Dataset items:
==========
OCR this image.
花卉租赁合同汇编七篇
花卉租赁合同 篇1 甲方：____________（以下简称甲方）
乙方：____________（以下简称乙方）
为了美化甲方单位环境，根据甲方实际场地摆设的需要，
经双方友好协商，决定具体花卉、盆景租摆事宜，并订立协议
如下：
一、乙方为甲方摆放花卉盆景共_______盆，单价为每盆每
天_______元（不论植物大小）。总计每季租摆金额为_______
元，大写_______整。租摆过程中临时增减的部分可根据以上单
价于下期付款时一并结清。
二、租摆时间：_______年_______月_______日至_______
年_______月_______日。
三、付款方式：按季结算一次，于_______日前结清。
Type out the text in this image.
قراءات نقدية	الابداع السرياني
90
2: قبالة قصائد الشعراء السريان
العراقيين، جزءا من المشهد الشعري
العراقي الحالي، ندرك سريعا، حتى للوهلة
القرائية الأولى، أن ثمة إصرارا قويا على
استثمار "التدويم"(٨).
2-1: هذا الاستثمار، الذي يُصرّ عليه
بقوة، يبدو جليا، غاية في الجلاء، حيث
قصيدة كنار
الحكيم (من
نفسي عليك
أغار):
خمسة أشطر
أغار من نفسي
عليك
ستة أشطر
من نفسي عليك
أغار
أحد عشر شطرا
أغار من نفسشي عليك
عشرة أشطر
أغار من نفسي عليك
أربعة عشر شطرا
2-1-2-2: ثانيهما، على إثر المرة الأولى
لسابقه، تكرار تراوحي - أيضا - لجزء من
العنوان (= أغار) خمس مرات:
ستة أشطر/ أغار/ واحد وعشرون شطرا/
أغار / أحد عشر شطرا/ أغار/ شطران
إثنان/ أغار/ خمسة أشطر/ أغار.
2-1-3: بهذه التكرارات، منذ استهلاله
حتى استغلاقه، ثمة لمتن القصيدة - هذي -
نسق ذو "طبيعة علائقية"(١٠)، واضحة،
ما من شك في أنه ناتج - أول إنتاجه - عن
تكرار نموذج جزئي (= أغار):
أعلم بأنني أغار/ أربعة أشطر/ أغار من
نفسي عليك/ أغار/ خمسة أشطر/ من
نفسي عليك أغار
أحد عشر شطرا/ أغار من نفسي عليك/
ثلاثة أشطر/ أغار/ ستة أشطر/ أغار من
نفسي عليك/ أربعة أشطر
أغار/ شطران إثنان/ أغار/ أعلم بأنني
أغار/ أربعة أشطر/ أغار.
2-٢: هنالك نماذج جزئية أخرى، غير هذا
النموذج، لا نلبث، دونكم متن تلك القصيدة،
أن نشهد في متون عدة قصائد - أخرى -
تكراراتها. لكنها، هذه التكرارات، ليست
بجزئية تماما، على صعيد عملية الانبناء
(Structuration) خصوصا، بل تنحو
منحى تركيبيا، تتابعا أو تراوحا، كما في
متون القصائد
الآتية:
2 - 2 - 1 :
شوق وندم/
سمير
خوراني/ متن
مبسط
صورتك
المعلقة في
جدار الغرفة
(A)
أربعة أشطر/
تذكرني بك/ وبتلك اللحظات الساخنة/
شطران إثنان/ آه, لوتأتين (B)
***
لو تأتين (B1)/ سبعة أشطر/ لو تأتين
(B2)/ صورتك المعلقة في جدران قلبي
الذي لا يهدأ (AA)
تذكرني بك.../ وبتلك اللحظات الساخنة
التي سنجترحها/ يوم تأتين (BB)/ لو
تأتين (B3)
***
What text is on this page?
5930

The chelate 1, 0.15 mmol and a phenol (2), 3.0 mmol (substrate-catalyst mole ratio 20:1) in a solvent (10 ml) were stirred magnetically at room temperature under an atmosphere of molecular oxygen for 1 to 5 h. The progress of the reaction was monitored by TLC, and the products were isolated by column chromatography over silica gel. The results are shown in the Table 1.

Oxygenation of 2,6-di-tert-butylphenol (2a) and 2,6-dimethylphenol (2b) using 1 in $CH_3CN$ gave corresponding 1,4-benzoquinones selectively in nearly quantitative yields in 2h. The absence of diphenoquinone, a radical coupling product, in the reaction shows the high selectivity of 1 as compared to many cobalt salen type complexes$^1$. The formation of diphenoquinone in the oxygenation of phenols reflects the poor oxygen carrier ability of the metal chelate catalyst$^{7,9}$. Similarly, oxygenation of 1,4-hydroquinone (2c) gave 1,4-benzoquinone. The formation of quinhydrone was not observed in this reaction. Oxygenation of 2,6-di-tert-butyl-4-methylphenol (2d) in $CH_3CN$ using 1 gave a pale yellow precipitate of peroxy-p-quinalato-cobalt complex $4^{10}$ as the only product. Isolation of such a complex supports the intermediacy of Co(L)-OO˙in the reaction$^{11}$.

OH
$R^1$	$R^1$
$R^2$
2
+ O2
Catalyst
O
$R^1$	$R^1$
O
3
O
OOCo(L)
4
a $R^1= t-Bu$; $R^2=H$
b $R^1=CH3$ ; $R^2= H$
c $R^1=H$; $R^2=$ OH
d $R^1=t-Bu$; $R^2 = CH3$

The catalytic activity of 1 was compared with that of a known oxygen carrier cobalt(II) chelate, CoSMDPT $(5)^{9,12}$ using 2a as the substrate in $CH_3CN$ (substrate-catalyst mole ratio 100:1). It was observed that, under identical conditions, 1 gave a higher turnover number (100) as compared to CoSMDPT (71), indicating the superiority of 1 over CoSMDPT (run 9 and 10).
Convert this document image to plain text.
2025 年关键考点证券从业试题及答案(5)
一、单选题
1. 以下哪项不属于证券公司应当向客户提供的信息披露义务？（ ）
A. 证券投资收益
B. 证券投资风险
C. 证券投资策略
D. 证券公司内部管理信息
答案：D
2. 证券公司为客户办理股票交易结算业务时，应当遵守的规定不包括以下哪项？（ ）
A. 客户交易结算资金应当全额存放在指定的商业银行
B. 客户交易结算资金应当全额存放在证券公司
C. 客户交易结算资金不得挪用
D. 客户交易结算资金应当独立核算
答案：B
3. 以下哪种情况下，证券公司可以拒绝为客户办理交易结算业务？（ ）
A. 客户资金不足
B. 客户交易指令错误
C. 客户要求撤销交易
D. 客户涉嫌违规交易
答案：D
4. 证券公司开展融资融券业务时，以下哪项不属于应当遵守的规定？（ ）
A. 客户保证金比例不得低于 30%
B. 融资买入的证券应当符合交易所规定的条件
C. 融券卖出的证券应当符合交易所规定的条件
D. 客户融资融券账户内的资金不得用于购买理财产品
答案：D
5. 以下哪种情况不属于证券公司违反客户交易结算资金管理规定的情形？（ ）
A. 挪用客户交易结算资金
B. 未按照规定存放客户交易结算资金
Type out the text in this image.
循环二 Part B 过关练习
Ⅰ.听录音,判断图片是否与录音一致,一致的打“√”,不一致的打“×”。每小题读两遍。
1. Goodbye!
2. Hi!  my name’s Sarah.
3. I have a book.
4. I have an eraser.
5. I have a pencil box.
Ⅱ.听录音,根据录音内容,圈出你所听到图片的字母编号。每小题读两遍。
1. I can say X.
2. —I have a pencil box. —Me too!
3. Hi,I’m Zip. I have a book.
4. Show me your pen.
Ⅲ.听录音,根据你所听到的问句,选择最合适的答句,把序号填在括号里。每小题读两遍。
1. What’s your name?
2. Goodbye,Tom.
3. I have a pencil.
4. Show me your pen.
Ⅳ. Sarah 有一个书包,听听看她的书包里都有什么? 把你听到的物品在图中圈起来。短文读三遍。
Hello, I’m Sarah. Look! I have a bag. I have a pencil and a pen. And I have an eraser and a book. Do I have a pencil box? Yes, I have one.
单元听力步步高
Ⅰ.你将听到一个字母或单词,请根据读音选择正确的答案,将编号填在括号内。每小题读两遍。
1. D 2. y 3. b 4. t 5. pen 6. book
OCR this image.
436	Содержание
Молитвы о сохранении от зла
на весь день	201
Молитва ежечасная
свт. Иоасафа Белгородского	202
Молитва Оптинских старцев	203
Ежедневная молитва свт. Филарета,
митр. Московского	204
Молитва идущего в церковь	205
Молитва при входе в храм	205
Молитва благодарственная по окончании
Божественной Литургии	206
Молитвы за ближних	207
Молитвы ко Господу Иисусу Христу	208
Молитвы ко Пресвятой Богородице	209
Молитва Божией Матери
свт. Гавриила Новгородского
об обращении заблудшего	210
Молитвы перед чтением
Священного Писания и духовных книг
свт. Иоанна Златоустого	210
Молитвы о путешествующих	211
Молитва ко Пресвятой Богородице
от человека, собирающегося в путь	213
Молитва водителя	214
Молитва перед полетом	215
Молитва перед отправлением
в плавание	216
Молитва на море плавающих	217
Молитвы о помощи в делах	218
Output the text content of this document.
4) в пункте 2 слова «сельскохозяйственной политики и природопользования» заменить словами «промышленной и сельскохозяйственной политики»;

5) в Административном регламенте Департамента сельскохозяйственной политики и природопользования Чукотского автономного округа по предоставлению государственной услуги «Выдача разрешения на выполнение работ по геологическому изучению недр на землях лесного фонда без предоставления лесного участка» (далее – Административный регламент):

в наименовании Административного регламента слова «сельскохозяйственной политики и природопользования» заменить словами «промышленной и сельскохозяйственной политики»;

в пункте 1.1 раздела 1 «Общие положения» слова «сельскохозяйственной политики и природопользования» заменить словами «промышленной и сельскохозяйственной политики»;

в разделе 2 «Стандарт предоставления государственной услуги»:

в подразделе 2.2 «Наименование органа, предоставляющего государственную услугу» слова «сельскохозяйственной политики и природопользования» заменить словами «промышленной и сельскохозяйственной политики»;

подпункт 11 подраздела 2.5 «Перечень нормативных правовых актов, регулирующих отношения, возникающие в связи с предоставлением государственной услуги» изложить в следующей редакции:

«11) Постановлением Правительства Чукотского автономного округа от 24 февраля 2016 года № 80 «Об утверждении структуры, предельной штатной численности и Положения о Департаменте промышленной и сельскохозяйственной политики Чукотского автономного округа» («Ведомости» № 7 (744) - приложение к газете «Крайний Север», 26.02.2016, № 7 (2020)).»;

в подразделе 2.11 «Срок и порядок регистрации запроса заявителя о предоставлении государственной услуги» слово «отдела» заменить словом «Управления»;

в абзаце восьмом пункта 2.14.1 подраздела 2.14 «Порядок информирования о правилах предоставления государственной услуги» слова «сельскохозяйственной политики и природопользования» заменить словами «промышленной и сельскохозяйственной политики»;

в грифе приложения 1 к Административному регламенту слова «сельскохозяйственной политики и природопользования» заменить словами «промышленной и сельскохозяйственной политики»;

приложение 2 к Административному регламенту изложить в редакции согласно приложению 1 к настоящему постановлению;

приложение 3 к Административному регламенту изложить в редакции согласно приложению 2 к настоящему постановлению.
==========
Make a list of all lines in the data that contain "نفسي".

Task response:
نفسي عليك
أغار من نفسي
من نفسي عليك
أغار من نفسي عليك
نفسي عليك/ أغار/ خمسة أشطر/ من
نفسي عليك أغار
أحد عشر شطرا/ أغار من نفسي عليك/
نفسي عليك/ أربعة أشطر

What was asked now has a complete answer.